Goal
Read the records and gather each line that includes "header".

(Entries with figure data)
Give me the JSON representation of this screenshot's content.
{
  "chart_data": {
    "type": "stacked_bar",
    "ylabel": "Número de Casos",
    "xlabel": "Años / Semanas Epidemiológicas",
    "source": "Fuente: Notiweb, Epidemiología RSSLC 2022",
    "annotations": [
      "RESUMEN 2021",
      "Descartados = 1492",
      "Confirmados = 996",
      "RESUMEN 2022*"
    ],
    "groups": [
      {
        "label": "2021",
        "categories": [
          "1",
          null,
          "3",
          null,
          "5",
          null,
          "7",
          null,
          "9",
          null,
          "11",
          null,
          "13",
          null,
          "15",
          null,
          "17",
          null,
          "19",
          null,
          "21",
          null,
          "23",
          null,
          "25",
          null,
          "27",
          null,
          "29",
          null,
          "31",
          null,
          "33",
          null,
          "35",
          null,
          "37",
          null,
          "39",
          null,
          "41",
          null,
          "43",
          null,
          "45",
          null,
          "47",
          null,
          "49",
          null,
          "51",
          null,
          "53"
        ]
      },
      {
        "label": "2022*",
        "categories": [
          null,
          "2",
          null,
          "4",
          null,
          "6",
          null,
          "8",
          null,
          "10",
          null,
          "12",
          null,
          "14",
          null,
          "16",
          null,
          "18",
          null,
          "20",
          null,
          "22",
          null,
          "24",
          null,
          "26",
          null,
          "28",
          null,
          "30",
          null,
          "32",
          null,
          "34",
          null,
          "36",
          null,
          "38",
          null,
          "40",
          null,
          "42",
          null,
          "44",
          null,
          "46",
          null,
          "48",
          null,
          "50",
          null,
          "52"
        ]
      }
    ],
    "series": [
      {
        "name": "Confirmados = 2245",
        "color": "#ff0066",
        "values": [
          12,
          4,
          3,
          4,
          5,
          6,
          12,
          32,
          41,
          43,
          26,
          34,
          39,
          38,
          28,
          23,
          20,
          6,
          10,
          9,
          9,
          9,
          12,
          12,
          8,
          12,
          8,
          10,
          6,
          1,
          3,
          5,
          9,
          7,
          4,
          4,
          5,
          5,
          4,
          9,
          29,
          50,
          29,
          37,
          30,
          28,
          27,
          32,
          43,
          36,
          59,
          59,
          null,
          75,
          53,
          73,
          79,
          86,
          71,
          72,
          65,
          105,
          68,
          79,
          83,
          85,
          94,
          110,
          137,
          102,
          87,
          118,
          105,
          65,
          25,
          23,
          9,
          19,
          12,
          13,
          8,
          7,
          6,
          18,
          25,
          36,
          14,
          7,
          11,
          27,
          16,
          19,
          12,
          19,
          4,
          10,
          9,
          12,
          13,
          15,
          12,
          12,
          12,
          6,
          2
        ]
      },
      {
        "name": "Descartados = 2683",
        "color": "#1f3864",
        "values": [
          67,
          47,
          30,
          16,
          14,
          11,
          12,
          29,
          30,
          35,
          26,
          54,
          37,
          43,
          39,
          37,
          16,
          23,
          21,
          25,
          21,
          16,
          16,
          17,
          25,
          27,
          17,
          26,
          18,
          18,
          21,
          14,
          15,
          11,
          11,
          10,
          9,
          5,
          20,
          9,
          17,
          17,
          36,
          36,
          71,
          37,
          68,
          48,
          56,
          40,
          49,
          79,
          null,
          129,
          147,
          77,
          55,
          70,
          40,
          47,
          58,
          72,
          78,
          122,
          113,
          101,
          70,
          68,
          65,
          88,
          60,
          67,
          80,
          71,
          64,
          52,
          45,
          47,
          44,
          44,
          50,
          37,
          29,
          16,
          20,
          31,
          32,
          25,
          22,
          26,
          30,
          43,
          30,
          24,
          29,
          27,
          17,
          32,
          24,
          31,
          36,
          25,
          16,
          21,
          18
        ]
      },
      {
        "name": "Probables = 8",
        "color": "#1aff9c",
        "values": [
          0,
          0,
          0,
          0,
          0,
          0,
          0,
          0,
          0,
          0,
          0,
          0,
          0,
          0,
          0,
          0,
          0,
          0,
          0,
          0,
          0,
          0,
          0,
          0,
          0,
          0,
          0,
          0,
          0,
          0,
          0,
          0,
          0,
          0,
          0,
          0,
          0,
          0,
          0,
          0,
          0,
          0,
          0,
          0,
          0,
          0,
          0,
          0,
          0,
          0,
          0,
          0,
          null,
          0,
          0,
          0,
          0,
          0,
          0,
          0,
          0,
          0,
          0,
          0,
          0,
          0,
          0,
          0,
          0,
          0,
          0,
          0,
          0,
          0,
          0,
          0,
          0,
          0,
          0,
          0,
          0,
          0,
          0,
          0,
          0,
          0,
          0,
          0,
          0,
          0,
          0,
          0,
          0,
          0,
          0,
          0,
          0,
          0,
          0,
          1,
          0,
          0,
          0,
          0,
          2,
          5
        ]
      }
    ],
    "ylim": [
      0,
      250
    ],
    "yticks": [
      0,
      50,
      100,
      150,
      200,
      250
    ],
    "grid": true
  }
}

* * *

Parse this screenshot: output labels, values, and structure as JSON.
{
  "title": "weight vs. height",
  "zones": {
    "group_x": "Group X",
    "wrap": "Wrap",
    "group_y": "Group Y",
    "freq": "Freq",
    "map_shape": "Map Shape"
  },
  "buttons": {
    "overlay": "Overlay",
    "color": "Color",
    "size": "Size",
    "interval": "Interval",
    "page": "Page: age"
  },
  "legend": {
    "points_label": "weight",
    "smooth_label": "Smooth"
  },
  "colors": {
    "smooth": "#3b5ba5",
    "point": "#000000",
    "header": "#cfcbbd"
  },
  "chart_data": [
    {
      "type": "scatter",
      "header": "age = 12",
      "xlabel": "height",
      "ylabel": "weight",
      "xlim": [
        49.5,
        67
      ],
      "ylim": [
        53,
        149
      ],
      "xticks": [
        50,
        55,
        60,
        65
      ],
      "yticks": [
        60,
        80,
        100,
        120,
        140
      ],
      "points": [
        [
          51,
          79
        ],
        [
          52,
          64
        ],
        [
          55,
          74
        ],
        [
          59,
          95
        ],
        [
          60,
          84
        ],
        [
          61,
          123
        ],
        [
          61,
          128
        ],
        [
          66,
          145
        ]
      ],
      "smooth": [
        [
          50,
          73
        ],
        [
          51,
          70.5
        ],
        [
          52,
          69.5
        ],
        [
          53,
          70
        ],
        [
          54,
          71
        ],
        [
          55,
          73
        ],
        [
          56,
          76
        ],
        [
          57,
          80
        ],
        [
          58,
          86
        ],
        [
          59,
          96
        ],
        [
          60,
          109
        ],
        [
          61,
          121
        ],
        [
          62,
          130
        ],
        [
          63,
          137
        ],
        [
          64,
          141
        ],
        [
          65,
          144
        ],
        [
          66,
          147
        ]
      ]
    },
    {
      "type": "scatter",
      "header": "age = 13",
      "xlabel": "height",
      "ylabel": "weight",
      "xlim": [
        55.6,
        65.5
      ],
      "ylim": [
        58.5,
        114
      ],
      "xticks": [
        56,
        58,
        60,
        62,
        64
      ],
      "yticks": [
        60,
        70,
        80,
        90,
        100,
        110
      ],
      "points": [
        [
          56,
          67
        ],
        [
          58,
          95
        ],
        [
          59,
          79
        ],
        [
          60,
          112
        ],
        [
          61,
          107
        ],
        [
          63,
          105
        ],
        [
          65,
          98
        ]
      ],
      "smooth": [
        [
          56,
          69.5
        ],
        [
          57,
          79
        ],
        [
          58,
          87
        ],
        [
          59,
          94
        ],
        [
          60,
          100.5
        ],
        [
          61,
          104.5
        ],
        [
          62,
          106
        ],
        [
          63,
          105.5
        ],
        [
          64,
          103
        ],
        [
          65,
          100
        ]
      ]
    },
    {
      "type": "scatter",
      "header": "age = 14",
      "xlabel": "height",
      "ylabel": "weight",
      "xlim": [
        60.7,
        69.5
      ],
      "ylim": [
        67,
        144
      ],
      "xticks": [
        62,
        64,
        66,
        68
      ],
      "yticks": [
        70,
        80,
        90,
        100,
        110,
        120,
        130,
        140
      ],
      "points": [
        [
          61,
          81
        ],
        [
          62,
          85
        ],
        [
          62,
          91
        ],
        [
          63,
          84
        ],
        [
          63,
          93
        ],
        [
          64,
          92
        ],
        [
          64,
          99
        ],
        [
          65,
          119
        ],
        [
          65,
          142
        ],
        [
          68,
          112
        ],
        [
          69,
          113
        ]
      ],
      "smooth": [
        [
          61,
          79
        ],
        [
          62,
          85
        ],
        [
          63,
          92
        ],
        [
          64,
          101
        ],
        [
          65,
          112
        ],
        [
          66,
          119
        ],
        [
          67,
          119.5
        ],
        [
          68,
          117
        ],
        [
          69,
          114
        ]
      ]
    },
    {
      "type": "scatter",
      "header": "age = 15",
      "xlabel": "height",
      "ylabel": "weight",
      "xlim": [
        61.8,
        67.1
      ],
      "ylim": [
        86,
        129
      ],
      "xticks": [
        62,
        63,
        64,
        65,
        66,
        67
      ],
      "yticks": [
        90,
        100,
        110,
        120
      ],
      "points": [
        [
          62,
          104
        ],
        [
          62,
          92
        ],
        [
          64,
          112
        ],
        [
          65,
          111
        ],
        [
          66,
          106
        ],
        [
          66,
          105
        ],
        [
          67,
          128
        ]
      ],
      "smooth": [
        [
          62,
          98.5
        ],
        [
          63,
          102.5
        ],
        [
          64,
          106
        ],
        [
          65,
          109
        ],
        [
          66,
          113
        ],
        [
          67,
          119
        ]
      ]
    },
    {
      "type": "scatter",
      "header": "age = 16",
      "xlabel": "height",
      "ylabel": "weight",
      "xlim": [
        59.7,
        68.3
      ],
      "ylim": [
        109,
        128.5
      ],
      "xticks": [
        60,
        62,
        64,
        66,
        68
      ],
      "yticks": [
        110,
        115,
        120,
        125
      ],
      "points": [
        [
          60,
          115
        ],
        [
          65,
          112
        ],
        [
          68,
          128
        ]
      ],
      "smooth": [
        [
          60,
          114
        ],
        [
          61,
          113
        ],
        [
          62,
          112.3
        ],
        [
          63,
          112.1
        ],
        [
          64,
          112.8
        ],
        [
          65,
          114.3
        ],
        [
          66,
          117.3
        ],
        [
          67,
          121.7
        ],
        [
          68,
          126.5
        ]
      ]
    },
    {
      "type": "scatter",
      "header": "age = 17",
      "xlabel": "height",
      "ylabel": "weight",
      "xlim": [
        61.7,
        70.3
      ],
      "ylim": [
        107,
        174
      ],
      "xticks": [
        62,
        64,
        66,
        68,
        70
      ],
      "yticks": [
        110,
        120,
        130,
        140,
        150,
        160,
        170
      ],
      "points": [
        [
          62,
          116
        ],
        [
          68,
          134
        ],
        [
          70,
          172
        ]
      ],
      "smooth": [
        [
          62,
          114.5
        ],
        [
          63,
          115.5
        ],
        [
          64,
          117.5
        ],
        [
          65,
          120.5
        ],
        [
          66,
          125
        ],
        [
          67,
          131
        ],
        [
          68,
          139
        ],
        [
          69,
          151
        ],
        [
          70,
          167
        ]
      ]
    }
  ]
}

Solution to this task
    "header": "#cfcbbd"
      "header": "age = 12",
      "header": "age = 13",
      "header": "age = 14",
      "header": "age = 15",
      "header": "age = 16",
      "header": "age = 17",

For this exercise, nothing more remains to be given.